= Requirement =
Count every line in the entries that follow where the word "this" appears, then state only the total.

= Exercise inputs =
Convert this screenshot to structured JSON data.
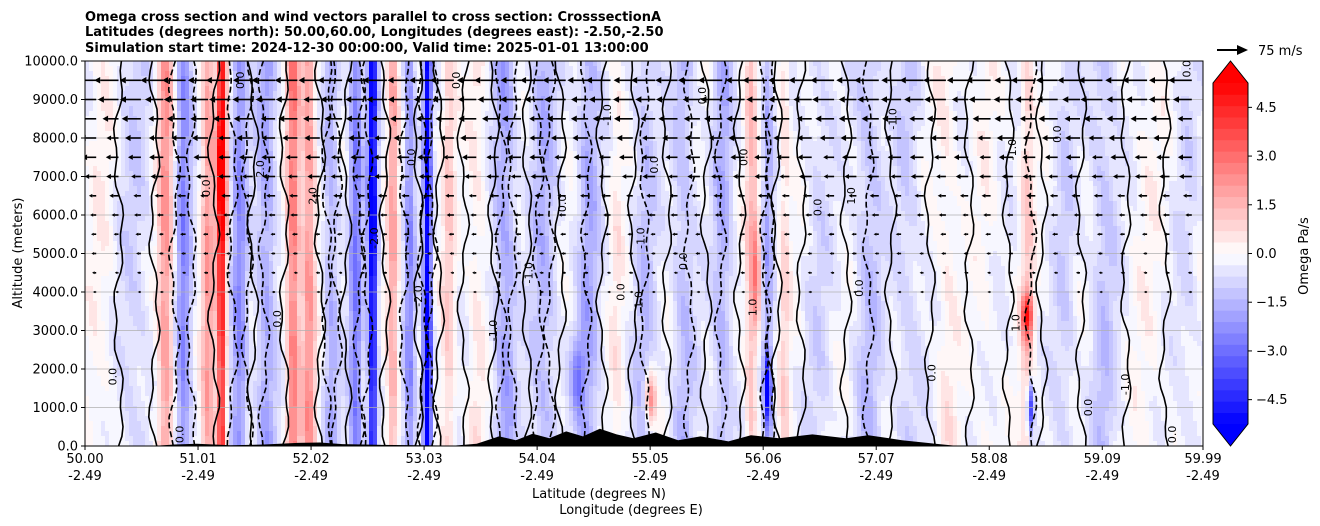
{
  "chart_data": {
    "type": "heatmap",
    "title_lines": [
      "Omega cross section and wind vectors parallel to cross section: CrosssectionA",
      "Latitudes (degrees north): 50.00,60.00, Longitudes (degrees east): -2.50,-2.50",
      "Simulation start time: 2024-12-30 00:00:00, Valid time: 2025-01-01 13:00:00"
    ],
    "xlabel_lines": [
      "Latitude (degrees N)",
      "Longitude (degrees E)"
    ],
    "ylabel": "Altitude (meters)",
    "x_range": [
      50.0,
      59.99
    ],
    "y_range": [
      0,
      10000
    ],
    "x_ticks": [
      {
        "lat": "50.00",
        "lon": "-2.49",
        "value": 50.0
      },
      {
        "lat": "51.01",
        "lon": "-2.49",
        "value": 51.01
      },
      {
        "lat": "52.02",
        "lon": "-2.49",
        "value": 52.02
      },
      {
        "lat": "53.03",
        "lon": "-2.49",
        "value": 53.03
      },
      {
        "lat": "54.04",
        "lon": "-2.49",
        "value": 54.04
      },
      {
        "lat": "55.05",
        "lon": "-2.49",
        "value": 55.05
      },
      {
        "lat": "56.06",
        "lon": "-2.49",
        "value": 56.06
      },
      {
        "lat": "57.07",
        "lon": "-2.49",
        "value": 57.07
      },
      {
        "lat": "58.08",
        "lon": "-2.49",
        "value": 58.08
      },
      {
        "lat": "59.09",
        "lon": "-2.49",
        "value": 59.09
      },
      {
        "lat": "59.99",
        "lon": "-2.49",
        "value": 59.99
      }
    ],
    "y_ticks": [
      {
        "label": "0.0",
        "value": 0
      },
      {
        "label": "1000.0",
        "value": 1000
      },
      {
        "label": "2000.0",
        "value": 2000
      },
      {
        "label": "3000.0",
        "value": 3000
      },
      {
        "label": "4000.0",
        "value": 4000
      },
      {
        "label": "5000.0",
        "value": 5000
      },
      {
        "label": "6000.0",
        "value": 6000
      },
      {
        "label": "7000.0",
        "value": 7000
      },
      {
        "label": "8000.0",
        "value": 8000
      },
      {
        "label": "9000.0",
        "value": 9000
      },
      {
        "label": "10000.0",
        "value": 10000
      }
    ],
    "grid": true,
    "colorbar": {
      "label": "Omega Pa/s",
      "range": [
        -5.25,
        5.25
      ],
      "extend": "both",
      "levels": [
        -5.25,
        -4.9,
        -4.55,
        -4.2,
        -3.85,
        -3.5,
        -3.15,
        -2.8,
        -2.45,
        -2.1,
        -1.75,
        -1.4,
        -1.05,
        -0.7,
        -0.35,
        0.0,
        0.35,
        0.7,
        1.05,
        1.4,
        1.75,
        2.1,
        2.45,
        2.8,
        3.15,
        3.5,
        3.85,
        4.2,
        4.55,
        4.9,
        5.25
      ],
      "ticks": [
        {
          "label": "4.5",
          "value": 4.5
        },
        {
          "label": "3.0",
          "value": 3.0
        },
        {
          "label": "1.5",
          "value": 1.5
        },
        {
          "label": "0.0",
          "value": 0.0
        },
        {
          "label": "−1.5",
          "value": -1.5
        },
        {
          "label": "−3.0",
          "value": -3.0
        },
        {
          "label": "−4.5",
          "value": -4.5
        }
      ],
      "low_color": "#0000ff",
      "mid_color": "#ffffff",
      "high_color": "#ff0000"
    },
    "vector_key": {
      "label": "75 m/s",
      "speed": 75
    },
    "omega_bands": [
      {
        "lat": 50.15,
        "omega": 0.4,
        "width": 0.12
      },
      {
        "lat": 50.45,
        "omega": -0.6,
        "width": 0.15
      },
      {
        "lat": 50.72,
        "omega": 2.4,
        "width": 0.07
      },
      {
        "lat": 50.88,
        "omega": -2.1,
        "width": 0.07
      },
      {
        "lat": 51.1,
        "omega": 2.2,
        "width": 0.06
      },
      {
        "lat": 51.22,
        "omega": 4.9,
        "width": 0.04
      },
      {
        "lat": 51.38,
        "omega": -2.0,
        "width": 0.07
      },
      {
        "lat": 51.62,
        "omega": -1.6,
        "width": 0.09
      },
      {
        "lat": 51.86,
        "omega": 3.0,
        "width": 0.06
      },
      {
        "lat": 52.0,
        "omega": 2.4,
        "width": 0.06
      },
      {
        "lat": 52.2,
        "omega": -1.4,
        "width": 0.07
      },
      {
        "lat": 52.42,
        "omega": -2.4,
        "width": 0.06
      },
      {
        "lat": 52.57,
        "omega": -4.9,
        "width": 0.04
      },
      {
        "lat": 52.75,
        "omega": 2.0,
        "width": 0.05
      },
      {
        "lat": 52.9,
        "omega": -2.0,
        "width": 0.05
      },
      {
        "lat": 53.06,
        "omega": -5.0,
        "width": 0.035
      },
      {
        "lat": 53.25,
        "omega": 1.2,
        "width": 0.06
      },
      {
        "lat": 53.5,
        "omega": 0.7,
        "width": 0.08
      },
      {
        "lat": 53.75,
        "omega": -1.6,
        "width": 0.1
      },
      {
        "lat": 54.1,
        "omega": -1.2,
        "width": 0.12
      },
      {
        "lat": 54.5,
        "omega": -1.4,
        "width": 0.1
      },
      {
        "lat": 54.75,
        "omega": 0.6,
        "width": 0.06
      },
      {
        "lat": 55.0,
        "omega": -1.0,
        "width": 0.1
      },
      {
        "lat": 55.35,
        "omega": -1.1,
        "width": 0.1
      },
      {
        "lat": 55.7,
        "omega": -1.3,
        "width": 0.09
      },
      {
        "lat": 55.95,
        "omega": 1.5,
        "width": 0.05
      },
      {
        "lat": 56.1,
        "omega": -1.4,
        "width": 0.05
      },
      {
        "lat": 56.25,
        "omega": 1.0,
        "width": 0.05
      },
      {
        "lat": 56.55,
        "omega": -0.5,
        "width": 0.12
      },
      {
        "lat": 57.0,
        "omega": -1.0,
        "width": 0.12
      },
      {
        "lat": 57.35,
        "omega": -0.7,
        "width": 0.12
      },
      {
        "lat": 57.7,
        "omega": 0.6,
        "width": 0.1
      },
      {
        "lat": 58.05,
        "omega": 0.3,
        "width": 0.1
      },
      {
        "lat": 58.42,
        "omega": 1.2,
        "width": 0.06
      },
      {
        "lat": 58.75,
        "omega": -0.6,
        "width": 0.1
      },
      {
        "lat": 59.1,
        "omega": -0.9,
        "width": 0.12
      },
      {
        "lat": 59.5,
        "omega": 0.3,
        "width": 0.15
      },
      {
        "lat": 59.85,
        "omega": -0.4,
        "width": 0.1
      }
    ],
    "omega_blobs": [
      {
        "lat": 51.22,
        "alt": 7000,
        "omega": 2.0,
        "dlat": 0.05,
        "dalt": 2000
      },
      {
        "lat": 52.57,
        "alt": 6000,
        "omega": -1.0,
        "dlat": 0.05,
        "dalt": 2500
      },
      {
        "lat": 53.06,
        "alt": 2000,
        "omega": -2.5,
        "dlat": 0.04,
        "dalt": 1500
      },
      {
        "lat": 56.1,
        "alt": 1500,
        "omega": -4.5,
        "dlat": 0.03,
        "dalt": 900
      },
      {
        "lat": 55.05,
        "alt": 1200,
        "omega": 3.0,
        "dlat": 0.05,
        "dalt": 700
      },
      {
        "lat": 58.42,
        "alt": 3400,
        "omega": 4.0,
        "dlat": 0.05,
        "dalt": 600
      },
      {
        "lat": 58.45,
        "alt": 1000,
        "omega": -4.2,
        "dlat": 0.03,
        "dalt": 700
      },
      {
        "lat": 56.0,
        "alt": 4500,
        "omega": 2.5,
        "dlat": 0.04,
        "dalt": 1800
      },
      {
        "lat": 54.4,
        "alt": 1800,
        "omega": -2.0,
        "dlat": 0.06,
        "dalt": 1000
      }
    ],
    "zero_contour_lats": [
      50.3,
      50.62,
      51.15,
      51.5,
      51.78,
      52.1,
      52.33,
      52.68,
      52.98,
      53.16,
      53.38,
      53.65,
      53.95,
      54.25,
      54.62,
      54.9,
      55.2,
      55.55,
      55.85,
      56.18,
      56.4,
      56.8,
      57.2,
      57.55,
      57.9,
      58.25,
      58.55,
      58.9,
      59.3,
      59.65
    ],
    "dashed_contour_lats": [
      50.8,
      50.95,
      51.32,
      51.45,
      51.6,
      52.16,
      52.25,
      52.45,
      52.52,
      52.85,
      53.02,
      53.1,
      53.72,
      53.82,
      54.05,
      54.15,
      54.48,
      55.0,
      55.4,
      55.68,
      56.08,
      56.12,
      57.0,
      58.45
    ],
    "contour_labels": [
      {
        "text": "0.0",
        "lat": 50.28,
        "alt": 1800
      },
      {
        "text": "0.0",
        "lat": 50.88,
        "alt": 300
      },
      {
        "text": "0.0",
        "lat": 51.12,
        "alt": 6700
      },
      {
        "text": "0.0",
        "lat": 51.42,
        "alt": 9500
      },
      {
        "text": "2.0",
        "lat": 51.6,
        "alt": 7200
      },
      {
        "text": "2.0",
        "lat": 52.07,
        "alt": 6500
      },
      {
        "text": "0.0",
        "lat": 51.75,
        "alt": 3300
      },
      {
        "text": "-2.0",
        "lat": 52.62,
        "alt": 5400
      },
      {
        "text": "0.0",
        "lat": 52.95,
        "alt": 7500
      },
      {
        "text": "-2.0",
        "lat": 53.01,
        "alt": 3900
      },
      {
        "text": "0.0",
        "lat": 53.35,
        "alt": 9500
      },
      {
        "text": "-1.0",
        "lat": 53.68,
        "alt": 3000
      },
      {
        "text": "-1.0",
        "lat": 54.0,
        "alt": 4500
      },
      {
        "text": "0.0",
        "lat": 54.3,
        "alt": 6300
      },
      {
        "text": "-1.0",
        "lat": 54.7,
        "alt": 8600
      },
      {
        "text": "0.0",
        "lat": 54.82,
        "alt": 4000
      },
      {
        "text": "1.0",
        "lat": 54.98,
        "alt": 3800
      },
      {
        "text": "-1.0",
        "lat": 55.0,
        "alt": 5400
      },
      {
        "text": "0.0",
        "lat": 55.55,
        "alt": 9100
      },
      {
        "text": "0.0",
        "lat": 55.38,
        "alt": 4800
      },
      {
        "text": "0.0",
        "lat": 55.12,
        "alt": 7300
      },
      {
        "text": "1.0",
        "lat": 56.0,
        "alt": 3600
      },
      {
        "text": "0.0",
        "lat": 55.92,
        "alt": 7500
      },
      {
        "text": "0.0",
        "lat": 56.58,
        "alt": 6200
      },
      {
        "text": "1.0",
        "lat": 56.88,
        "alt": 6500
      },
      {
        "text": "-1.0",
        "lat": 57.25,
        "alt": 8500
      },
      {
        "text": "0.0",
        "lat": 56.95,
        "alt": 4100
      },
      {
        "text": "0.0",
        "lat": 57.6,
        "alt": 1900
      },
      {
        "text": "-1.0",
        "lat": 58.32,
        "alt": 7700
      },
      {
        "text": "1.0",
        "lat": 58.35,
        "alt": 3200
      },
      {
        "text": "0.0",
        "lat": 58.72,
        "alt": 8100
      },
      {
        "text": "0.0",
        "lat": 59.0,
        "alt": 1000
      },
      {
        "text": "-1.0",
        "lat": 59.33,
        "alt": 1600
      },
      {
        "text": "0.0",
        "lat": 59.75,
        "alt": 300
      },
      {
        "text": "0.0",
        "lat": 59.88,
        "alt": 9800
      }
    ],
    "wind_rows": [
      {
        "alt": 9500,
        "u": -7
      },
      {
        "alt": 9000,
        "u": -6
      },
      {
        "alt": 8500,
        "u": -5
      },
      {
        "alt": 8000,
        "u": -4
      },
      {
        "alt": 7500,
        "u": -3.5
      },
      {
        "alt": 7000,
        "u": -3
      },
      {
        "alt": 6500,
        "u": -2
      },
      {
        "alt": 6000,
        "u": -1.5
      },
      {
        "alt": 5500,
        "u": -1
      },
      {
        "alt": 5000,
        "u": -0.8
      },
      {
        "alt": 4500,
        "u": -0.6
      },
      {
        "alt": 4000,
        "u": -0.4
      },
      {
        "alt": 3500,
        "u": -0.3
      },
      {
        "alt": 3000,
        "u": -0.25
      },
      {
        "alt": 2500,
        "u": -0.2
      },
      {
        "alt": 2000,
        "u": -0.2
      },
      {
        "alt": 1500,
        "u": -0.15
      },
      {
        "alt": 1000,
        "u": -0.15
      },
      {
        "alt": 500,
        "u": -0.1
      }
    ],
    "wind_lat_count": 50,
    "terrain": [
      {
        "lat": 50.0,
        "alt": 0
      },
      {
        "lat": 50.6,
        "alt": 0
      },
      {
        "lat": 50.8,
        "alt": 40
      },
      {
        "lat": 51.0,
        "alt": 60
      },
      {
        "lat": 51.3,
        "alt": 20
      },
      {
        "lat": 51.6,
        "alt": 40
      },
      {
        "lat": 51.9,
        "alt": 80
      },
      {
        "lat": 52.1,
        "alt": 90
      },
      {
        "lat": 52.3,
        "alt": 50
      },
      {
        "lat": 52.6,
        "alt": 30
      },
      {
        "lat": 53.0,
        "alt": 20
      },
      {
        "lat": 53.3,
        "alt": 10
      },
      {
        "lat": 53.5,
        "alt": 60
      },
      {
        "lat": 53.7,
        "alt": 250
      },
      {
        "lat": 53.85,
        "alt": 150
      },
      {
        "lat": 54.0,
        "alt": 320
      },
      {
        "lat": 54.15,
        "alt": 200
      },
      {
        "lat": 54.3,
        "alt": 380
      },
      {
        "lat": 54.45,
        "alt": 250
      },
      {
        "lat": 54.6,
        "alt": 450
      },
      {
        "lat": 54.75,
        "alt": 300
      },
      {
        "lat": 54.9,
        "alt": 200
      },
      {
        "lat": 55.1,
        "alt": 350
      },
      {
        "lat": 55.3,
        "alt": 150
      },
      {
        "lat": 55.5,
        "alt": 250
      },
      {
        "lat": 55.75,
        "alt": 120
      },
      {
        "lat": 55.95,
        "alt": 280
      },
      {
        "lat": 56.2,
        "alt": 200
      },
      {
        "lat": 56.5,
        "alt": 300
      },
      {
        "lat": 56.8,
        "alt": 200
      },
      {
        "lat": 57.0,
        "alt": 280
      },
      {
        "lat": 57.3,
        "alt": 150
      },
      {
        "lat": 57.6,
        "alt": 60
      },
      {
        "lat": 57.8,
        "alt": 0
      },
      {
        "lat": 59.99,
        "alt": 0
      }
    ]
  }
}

--

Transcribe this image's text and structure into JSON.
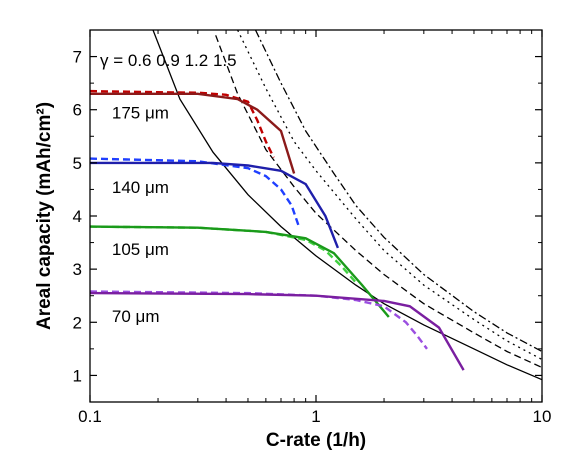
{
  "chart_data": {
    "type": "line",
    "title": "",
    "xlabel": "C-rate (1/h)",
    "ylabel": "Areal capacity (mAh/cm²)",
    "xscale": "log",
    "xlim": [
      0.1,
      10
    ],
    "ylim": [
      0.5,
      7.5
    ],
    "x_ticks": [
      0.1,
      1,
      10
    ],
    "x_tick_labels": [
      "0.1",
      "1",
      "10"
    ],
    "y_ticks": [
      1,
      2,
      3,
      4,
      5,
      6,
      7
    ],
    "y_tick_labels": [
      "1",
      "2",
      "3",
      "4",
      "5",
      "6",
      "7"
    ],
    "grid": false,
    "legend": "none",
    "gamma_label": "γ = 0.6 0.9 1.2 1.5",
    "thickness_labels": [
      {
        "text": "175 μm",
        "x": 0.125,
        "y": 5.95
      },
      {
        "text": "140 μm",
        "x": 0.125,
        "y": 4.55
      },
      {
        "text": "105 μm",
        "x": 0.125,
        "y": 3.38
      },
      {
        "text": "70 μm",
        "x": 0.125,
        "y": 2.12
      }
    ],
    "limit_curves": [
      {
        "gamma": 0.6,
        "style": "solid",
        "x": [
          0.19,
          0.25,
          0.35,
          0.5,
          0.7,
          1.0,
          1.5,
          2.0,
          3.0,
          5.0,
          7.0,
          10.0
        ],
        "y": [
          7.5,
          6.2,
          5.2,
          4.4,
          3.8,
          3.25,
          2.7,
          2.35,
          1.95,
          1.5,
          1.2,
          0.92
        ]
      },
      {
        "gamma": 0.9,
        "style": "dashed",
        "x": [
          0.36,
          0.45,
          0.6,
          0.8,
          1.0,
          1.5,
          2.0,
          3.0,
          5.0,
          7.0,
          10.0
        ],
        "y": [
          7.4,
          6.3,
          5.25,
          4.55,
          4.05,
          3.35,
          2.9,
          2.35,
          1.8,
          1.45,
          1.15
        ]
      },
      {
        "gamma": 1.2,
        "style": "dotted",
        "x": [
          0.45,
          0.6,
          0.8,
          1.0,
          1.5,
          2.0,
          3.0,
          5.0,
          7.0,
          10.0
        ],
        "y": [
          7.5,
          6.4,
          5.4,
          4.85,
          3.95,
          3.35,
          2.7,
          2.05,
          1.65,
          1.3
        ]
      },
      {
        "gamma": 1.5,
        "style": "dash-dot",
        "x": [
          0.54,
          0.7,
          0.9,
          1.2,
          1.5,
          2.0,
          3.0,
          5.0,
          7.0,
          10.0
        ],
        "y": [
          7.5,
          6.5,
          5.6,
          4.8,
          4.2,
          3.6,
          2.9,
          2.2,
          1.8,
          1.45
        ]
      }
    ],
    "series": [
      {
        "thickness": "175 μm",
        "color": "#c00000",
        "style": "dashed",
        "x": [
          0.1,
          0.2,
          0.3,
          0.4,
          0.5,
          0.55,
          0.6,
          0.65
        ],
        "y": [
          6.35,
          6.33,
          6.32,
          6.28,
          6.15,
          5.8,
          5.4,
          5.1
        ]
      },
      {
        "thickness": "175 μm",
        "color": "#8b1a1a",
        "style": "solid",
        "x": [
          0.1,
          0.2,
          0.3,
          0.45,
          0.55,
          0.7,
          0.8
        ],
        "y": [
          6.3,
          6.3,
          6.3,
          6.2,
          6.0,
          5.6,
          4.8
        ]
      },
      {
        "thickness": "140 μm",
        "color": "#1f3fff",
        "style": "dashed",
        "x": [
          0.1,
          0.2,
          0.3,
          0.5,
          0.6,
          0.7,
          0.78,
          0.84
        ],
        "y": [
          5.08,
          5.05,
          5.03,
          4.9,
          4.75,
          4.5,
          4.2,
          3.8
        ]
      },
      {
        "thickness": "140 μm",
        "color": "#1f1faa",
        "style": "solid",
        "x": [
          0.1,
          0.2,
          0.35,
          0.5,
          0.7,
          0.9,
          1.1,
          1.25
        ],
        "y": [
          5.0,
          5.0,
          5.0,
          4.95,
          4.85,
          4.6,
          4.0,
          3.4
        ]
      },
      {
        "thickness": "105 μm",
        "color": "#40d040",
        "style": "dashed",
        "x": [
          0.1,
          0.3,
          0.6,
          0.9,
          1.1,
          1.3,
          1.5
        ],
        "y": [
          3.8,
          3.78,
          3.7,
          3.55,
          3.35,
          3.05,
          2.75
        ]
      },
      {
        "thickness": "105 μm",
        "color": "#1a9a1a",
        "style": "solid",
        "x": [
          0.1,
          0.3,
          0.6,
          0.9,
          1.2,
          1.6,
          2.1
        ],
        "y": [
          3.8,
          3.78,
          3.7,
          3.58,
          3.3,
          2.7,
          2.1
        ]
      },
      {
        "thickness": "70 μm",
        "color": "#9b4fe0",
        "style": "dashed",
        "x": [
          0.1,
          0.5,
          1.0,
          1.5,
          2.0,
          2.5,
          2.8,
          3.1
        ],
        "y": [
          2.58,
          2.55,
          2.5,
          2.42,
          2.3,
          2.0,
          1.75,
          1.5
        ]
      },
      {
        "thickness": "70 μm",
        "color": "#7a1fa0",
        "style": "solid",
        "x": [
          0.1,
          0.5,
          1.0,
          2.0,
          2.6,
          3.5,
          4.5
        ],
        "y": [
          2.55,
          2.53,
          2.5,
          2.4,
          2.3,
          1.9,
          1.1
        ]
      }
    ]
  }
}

= Result =
2